You are more likely to learn something by finding surprises in your own behavior than by hearing surprising facts about people in general.
~ Day 3 of the 28 Day Self-Growth Plan
Thinking, Fast and Slow, by Daniel Kahneman
Today’s summary was a tough read. I think it is because it is more material heavy than many books in this genre and therefore harder to summarize. Written by Noble Prize winner Daniel Kahneman, there is a ton of supporting science explaining the way the brain works to make choices. If someone was super interested in that kind of thing, get the whole book – this summary ain’t gonna cut it.
What it DID do, however, was leave me feeling completely validated in my crazy. I am not entirely sure that was the author’s intent, yet here we are. The steps offered to help control the thought process is one I do all the time. I don’t know that any of my mental work has ever been labeled “fast,” but it is methodical and, evidently, scientifically supported.
That’s so scary.
I am not entirely sure where to go from here in today’s musings. The idea of a summary of the summary is not very appealing. That was never my intention for this little project and I am not super interested in making an exception. The whole of the notes I took while reading the summary are pretty wide encompassing. I have don’t the patience, nor expect you to have it, to write a dissertation outlining my brain spaghetti. Honestly, I don’t even know that I am equipped for that kind of undertaking yet.

**Set task a**
Print the stretch of the blog post on Thinking, Fast and Slow from "What it DID" through "of undertaking yet.".
The rows have no connection to the blog post on Thinking, Fast and Slow.

**Stored records**

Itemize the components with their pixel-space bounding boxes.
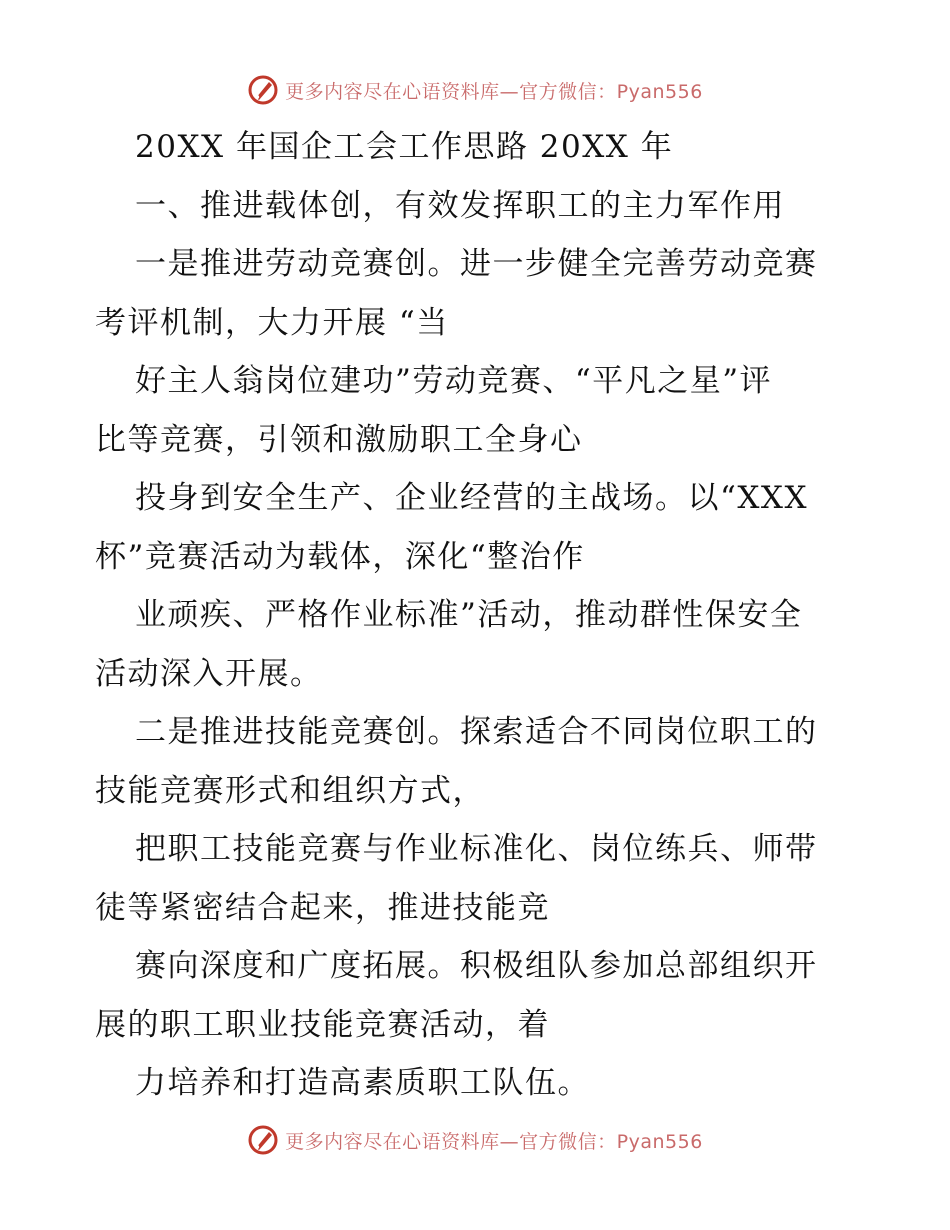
paragraph-line: 一是推进劳动竞赛创。进一步健全完善劳动竞赛 bbox=[135, 246, 818, 282]
paragraph-line: 好主人翁岗位建功”劳动竞赛、“平凡之星”评 bbox=[135, 363, 773, 399]
quill-logo-icon bbox=[247, 74, 279, 106]
document-body bbox=[95, 118, 855, 1113]
header-watermark bbox=[0, 70, 950, 110]
paragraph-line: 赛向深度和广度拓展。积极组队参加总部组织开 bbox=[135, 948, 818, 984]
doc-title-line: 20XX 年国企工会工作思路 20XX 年 bbox=[135, 129, 674, 165]
paragraph-line: 展的职工职业技能竞赛活动，着 bbox=[95, 1006, 550, 1043]
paragraph-line: 比等竞赛，引领和激励职工全身心 bbox=[95, 421, 583, 458]
paragraph-line: 业顽疾、严格作业标准”活动，推动群性保安全 bbox=[135, 597, 803, 633]
paragraph-line: 投身到安全生产、企业经营的主战场。以“XXX bbox=[135, 480, 809, 516]
section-heading-line: 一、推进载体创，有效发挥职工的主力军作用 bbox=[135, 187, 785, 224]
paragraph-line: 二是推进技能竞赛创。探索适合不同岗位职工的 bbox=[135, 714, 818, 750]
paragraph-line: 力培养和打造高素质职工队伍。 bbox=[135, 1065, 590, 1101]
paragraph-line: 活动深入开展。 bbox=[95, 655, 323, 692]
quill-logo-icon bbox=[247, 1124, 279, 1156]
paragraph-line: 把职工技能竞赛与作业标准化、岗位练兵、师带 bbox=[135, 831, 818, 867]
footer-watermark bbox=[0, 1120, 950, 1160]
paragraph-line: 技能竞赛形式和组织方式， bbox=[95, 772, 485, 809]
watermark-text: 更多内容尽在心语资料库—官方微信：Pyan556 bbox=[285, 80, 703, 103]
watermark-text: 更多内容尽在心语资料库—官方微信：Pyan556 bbox=[285, 1130, 703, 1153]
paragraph-line: 杯”竞赛活动为载体，深化“整治作 bbox=[95, 538, 585, 575]
paragraph-line: 考评机制，大力开展 “当 bbox=[95, 304, 449, 341]
paragraph-line: 徒等紧密结合起来，推进技能竞 bbox=[95, 889, 550, 926]
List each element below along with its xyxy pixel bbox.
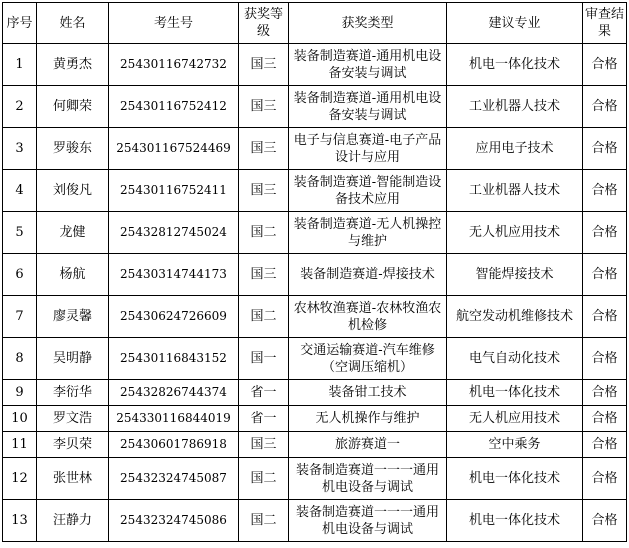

**Set task b**
Arrange the rows from the line containing "paragraph-line: 一是推进劳动竞赛创。进一步健全完善劳动竞赛 bbox=[135, 246, 818, 282]" through the line containing "header-watermark bbox=[0, 70, 950, 110]" as a JSON list of strings, with one string per line.

**Final result a**
What it DID do, however, was leave me feeling completely validated in my crazy. I am not entirely sure that was the author’s intent, yet here we are. The steps offered to help control the thought process is one I do all the time. I don’t know that any of my mental work has ever been labeled “fast,” but it is methodical and, evidently, scientifically supported.
That’s so scary.
I am not entirely sure where to go from here in today’s musings. The idea of a summary of the summary is not very appealing. That was never my intention for this little project and I am not super interested in making an exception. The whole of the notes I took while reading the summary are pretty wide encompassing. I have don’t the patience, nor expect you to have it, to write a dissertation outlining my brain spaghetti. Honestly, I don’t even know that I am equipped for that kind of undertaking yet.

**Final result b**
[
  "paragraph-line: 一是推进劳动竞赛创。进一步健全完善劳动竞赛 bbox=[135, 246, 818, 282]",
  "paragraph-line: 好主人翁岗位建功”劳动竞赛、“平凡之星”评 bbox=[135, 363, 773, 399]",
  "quill-logo-icon bbox=[247, 74, 279, 106]",
  "document-body bbox=[95, 118, 855, 1113]",
  "header-watermark bbox=[0, 70, 950, 110]"
]